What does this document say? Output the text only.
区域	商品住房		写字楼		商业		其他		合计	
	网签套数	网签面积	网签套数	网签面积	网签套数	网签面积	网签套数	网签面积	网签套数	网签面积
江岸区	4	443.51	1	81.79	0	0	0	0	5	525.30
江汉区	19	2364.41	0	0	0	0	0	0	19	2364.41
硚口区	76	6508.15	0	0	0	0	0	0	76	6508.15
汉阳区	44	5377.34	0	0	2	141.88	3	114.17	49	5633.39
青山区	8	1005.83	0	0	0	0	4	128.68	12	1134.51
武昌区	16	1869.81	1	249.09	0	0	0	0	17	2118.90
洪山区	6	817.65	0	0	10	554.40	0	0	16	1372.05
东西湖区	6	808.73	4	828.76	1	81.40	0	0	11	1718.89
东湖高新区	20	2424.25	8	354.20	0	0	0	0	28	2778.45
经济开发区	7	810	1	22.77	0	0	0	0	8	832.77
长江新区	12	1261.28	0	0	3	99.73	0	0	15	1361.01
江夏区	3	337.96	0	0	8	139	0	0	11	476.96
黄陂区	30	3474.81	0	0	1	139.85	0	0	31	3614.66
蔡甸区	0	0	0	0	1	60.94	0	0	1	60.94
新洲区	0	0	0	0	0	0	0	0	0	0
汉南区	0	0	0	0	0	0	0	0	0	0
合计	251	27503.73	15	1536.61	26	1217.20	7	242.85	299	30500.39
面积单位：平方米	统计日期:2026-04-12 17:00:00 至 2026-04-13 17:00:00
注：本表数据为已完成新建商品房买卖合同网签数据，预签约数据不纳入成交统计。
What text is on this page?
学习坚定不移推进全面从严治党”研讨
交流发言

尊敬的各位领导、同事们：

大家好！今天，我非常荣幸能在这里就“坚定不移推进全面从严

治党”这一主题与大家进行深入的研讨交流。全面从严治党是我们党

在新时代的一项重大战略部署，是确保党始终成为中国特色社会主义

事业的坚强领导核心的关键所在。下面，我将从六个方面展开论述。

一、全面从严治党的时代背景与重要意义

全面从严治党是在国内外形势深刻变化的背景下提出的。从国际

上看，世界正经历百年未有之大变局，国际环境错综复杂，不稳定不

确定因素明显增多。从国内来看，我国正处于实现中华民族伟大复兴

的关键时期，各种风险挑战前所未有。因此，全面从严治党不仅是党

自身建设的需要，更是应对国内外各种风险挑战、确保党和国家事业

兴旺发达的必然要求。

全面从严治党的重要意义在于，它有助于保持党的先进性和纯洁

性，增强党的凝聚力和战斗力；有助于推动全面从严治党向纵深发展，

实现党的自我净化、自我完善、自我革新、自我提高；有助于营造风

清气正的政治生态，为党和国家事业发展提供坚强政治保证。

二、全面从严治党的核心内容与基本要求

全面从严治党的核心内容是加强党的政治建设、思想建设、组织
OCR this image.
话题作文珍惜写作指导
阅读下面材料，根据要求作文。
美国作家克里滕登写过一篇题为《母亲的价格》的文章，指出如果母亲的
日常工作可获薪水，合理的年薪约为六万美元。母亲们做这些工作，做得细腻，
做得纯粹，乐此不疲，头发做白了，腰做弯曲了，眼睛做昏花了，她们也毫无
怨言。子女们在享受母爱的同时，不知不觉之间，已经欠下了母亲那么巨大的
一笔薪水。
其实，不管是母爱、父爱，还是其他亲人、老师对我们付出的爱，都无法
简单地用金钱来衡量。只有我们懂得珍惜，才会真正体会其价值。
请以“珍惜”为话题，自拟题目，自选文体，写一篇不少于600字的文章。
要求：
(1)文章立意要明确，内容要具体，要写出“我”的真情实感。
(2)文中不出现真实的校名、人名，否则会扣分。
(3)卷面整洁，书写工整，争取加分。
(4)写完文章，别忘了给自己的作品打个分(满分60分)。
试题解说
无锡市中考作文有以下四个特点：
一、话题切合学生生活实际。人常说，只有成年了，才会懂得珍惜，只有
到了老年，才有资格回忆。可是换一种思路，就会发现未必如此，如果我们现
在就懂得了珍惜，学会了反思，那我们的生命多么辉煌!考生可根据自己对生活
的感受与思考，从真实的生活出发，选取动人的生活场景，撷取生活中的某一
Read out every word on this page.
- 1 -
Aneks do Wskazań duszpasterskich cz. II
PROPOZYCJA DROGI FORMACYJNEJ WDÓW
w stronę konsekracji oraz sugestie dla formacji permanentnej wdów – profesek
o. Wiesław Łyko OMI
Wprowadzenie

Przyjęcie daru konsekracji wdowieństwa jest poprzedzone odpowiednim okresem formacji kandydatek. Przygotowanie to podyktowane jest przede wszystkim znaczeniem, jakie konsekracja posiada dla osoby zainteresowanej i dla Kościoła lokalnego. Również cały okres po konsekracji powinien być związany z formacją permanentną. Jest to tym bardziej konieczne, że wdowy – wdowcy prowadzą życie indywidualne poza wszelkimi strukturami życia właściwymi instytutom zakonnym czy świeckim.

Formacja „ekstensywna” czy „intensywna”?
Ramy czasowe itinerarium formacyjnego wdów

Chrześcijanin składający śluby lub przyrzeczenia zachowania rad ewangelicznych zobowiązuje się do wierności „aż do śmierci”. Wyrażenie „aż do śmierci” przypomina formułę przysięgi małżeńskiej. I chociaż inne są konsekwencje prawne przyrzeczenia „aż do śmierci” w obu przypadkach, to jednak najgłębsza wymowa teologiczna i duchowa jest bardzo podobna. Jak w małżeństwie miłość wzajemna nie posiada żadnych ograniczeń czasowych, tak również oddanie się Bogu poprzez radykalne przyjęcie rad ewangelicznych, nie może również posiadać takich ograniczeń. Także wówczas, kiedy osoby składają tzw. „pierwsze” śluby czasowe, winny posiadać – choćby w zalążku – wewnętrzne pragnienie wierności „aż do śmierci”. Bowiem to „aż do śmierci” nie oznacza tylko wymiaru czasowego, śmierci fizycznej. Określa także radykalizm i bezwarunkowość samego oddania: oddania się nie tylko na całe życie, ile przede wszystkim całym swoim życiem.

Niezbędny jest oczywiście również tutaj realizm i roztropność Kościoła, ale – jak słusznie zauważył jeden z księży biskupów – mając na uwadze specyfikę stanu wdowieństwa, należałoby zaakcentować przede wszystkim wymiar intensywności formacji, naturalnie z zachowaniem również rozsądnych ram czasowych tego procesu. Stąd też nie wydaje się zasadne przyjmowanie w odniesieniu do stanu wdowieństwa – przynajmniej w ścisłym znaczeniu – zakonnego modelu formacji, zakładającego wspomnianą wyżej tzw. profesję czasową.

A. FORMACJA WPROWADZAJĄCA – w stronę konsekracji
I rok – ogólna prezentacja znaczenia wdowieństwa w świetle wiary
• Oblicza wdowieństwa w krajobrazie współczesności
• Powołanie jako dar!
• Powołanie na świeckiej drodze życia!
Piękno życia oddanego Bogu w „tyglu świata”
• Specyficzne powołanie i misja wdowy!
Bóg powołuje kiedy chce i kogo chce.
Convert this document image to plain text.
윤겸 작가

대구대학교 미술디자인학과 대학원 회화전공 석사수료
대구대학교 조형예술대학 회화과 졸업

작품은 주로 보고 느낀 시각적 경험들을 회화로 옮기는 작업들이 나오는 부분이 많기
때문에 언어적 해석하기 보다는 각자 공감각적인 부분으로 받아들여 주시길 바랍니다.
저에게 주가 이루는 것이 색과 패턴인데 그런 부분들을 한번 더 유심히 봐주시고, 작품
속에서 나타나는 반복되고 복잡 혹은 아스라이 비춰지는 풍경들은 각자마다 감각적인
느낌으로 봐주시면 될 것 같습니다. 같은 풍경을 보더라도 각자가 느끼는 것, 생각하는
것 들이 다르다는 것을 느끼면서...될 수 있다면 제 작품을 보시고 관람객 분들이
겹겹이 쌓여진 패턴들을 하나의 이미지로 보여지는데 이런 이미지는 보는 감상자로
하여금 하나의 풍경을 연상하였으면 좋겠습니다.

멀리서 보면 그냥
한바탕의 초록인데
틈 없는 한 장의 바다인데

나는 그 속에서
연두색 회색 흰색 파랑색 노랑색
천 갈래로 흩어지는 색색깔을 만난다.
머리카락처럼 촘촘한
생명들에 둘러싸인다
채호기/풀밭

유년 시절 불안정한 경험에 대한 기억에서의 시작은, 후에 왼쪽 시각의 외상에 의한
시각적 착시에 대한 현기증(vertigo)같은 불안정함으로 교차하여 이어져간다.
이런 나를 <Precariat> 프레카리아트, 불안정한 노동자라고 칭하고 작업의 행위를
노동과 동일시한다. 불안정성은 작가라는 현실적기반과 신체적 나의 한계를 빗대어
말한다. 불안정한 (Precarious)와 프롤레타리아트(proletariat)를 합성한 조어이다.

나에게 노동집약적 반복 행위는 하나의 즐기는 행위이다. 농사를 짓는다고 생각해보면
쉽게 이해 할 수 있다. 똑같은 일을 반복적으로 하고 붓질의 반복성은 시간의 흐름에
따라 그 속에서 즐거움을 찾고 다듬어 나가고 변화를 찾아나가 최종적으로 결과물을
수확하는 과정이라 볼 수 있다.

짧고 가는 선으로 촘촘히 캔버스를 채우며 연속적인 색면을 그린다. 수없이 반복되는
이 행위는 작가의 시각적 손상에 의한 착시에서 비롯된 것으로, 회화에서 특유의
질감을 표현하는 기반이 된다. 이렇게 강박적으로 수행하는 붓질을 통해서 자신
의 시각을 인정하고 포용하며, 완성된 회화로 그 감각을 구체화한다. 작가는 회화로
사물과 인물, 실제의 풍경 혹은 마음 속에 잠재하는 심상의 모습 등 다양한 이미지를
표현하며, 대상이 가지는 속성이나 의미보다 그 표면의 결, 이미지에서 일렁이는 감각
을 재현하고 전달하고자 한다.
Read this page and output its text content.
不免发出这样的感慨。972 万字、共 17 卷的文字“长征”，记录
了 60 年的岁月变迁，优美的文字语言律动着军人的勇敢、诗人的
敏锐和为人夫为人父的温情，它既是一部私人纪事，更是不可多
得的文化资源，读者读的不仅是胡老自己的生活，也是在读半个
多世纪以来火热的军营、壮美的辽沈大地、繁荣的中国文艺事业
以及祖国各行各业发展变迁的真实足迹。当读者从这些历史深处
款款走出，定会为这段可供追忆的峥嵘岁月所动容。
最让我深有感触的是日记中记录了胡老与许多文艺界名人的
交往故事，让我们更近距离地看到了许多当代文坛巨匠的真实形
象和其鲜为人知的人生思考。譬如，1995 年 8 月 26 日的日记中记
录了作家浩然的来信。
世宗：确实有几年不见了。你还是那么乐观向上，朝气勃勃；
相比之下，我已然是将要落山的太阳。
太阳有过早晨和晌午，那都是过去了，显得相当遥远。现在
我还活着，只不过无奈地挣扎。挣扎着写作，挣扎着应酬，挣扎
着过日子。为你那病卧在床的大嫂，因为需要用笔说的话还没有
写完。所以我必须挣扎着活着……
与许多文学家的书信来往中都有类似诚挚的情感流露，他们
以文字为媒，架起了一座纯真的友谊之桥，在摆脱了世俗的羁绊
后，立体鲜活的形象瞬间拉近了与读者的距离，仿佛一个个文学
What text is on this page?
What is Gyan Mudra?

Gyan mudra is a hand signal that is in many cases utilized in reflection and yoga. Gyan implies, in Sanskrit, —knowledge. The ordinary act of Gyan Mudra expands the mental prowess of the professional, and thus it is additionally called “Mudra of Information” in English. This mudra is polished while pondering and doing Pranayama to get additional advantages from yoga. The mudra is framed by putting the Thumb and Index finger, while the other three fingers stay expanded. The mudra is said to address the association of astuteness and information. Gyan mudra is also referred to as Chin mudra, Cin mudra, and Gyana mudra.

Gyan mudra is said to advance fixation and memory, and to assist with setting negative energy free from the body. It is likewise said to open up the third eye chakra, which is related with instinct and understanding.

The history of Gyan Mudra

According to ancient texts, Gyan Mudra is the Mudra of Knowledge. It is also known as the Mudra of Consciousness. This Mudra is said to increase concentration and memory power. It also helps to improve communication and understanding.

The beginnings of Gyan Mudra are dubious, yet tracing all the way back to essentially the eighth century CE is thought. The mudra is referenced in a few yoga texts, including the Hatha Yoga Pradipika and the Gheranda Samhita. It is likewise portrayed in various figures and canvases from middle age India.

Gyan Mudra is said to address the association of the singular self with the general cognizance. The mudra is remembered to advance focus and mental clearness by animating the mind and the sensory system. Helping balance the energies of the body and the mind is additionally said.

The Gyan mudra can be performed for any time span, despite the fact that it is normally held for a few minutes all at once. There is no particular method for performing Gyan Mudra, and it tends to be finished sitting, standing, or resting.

=-=-=

[Written task]: Copy all lines from the material that hold "What".

[Written solution]:
What does this document say? Output the text only.
What text is on this page?
What text is on this page?
What is Gyan Mudra?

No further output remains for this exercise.